→ **Required task**
Sift the listing for lines that hold the string "Scaffold" and pull them out.

→ **Material for this exercise**
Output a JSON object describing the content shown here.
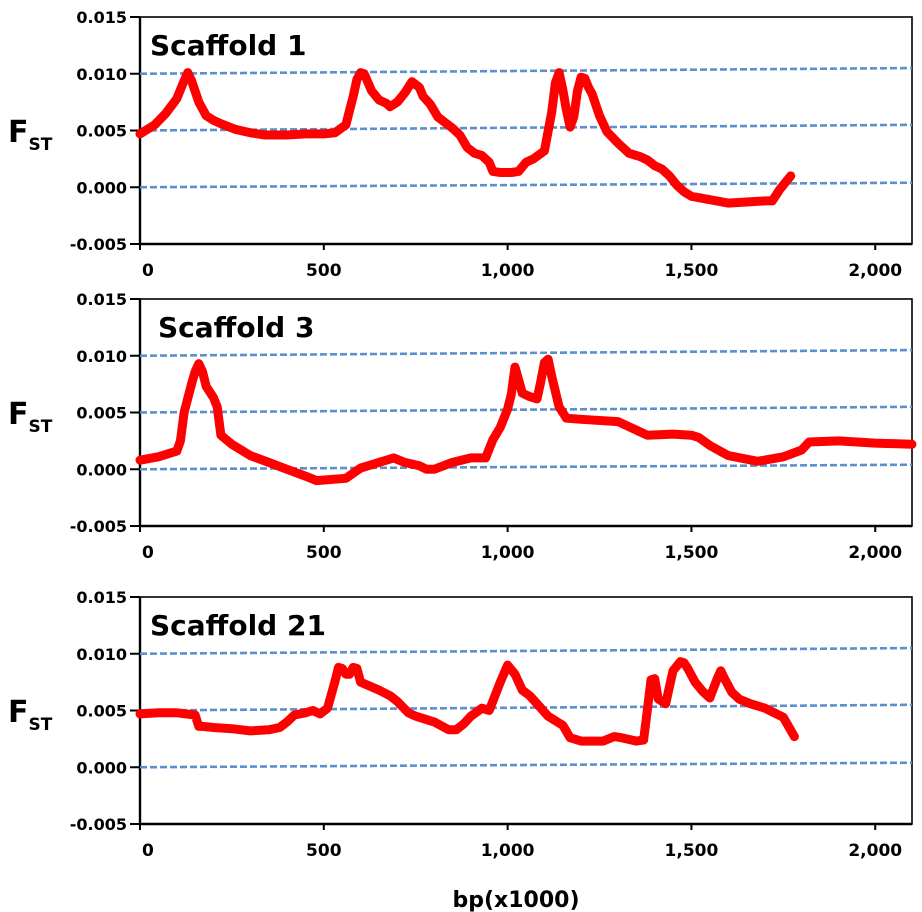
{
  "x_axis_label": "bp(x1000)",
  "y_axis_label": {
    "main": "F",
    "subscript": "ST"
  },
  "colors": {
    "series_line": "#ff0000",
    "reference_line": "#5b8fce",
    "axis": "#000000"
  },
  "chart_data": [
    {
      "type": "line",
      "title": "Scaffold 1",
      "xlim": [
        0,
        2100
      ],
      "ylim": [
        -0.005,
        0.015
      ],
      "x_ticks": [
        0,
        500,
        1000,
        1500,
        2000
      ],
      "x_tick_labels": [
        "0",
        "500",
        "1,000",
        "1,500",
        "2,000"
      ],
      "y_ticks": [
        -0.005,
        0,
        0.005,
        0.01,
        0.015
      ],
      "y_tick_labels": [
        "-0.005",
        "0.000",
        "0.005",
        "0.010",
        "0.015"
      ],
      "reference_lines": {
        "style": "dashed",
        "y_start": [
          0.0,
          0.005,
          0.01
        ],
        "y_end": [
          0.0004,
          0.0055,
          0.0105
        ]
      },
      "series": [
        {
          "x": [
            0,
            40,
            70,
            100,
            115,
            130,
            140,
            160,
            180,
            200,
            220,
            260,
            300,
            340,
            400,
            450,
            500,
            530,
            560,
            580,
            590,
            600,
            610,
            630,
            650,
            670,
            680,
            700,
            720,
            740,
            760,
            770,
            790,
            810,
            830,
            850,
            870,
            890,
            910,
            930,
            950,
            960,
            980,
            1000,
            1010,
            1030,
            1050,
            1070,
            1100,
            1120,
            1130,
            1140,
            1150,
            1160,
            1170,
            1180,
            1190,
            1200,
            1210,
            1220,
            1230,
            1250,
            1270,
            1300,
            1330,
            1360,
            1380,
            1400,
            1420,
            1440,
            1460,
            1480,
            1500,
            1550,
            1600,
            1650,
            1700,
            1720,
            1740,
            1770
          ],
          "y": [
            0.0047,
            0.0055,
            0.0065,
            0.0078,
            0.009,
            0.0101,
            0.0094,
            0.0075,
            0.0063,
            0.0059,
            0.0056,
            0.0051,
            0.0048,
            0.0046,
            0.0046,
            0.0047,
            0.0047,
            0.0048,
            0.0055,
            0.008,
            0.0095,
            0.0101,
            0.01,
            0.0085,
            0.0077,
            0.0074,
            0.0071,
            0.0075,
            0.0083,
            0.0093,
            0.0088,
            0.008,
            0.0073,
            0.0062,
            0.0057,
            0.0052,
            0.0046,
            0.0035,
            0.003,
            0.0028,
            0.0022,
            0.0014,
            0.0013,
            0.0013,
            0.0013,
            0.0014,
            0.0022,
            0.0025,
            0.0032,
            0.0066,
            0.0092,
            0.0101,
            0.0086,
            0.0068,
            0.0053,
            0.0062,
            0.0085,
            0.0097,
            0.0096,
            0.0088,
            0.0082,
            0.0063,
            0.0049,
            0.0039,
            0.003,
            0.0027,
            0.0024,
            0.0019,
            0.0016,
            0.001,
            0.0002,
            -0.0004,
            -0.0008,
            -0.0011,
            -0.0014,
            -0.0013,
            -0.0012,
            -0.0012,
            -0.0002,
            0.001
          ]
        }
      ]
    },
    {
      "type": "line",
      "title": "Scaffold 3",
      "xlim": [
        0,
        2100
      ],
      "ylim": [
        -0.005,
        0.015
      ],
      "x_ticks": [
        0,
        500,
        1000,
        1500,
        2000
      ],
      "x_tick_labels": [
        "0",
        "500",
        "1,000",
        "1,500",
        "2,000"
      ],
      "y_ticks": [
        -0.005,
        0,
        0.005,
        0.01,
        0.015
      ],
      "y_tick_labels": [
        "-0.005",
        "0.000",
        "0.005",
        "0.010",
        "0.015"
      ],
      "reference_lines": {
        "style": "dashed",
        "y_start": [
          0.0,
          0.005,
          0.01
        ],
        "y_end": [
          0.0004,
          0.0055,
          0.0105
        ]
      },
      "series": [
        {
          "x": [
            0,
            50,
            100,
            110,
            120,
            140,
            150,
            160,
            170,
            180,
            200,
            210,
            220,
            250,
            300,
            350,
            400,
            450,
            480,
            560,
            600,
            650,
            690,
            720,
            760,
            780,
            800,
            850,
            900,
            940,
            960,
            980,
            1000,
            1010,
            1020,
            1030,
            1040,
            1060,
            1080,
            1090,
            1100,
            1110,
            1120,
            1140,
            1160,
            1200,
            1300,
            1380,
            1450,
            1500,
            1520,
            1550,
            1600,
            1680,
            1750,
            1800,
            1820,
            1900,
            2000,
            2100
          ],
          "y": [
            0.0008,
            0.0011,
            0.0016,
            0.0025,
            0.005,
            0.0075,
            0.0086,
            0.0093,
            0.0086,
            0.0073,
            0.0063,
            0.0055,
            0.003,
            0.0022,
            0.0012,
            0.0006,
            0.0,
            -0.0006,
            -0.001,
            -0.0008,
            0.0001,
            0.0006,
            0.001,
            0.0006,
            0.0003,
            0.0,
            0.0,
            0.0006,
            0.001,
            0.001,
            0.0026,
            0.0037,
            0.0053,
            0.0066,
            0.009,
            0.0079,
            0.0067,
            0.0064,
            0.0062,
            0.0077,
            0.0094,
            0.0097,
            0.0082,
            0.0055,
            0.0045,
            0.0044,
            0.0042,
            0.003,
            0.0031,
            0.003,
            0.0028,
            0.0021,
            0.0012,
            0.0007,
            0.0011,
            0.0017,
            0.0024,
            0.0025,
            0.0023,
            0.0022
          ]
        }
      ]
    },
    {
      "type": "line",
      "title": "Scaffold 21",
      "xlim": [
        0,
        2100
      ],
      "ylim": [
        -0.005,
        0.015
      ],
      "x_ticks": [
        0,
        500,
        1000,
        1500,
        2000
      ],
      "x_tick_labels": [
        "0",
        "500",
        "1,000",
        "1,500",
        "2,000"
      ],
      "y_ticks": [
        -0.005,
        0,
        0.005,
        0.01,
        0.015
      ],
      "y_tick_labels": [
        "-0.005",
        "0.000",
        "0.005",
        "0.010",
        "0.015"
      ],
      "reference_lines": {
        "style": "dashed",
        "y_start": [
          0.0,
          0.005,
          0.01
        ],
        "y_end": [
          0.0004,
          0.0055,
          0.0105
        ]
      },
      "series": [
        {
          "x": [
            0,
            50,
            100,
            150,
            160,
            170,
            200,
            250,
            300,
            350,
            380,
            400,
            420,
            450,
            470,
            490,
            510,
            530,
            540,
            550,
            560,
            570,
            580,
            590,
            600,
            650,
            680,
            700,
            730,
            750,
            800,
            840,
            860,
            880,
            900,
            930,
            950,
            980,
            1000,
            1020,
            1040,
            1060,
            1080,
            1110,
            1150,
            1170,
            1200,
            1260,
            1290,
            1310,
            1350,
            1370,
            1380,
            1390,
            1400,
            1410,
            1430,
            1450,
            1470,
            1480,
            1490,
            1510,
            1530,
            1550,
            1570,
            1580,
            1590,
            1610,
            1630,
            1660,
            1700,
            1750,
            1780
          ],
          "y": [
            0.0047,
            0.0048,
            0.0048,
            0.0046,
            0.0036,
            0.0036,
            0.0035,
            0.0034,
            0.0032,
            0.0033,
            0.0035,
            0.004,
            0.0046,
            0.0048,
            0.005,
            0.0047,
            0.0052,
            0.0075,
            0.0088,
            0.0087,
            0.0082,
            0.0082,
            0.0088,
            0.0087,
            0.0075,
            0.0068,
            0.0063,
            0.0058,
            0.0048,
            0.0045,
            0.004,
            0.0033,
            0.0033,
            0.0038,
            0.0045,
            0.0052,
            0.005,
            0.0075,
            0.009,
            0.0082,
            0.0068,
            0.0063,
            0.0056,
            0.0045,
            0.0037,
            0.0026,
            0.0023,
            0.0023,
            0.0027,
            0.0026,
            0.0023,
            0.0024,
            0.005,
            0.0077,
            0.0078,
            0.006,
            0.0056,
            0.0085,
            0.0093,
            0.0092,
            0.0087,
            0.0075,
            0.0067,
            0.0061,
            0.0078,
            0.0085,
            0.0078,
            0.0066,
            0.006,
            0.0056,
            0.0052,
            0.0044,
            0.0027
          ]
        }
      ]
    }
  ]
}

→ **Complete response**
      "title": "Scaffold 1",
      "title": "Scaffold 3",
      "title": "Scaffold 21",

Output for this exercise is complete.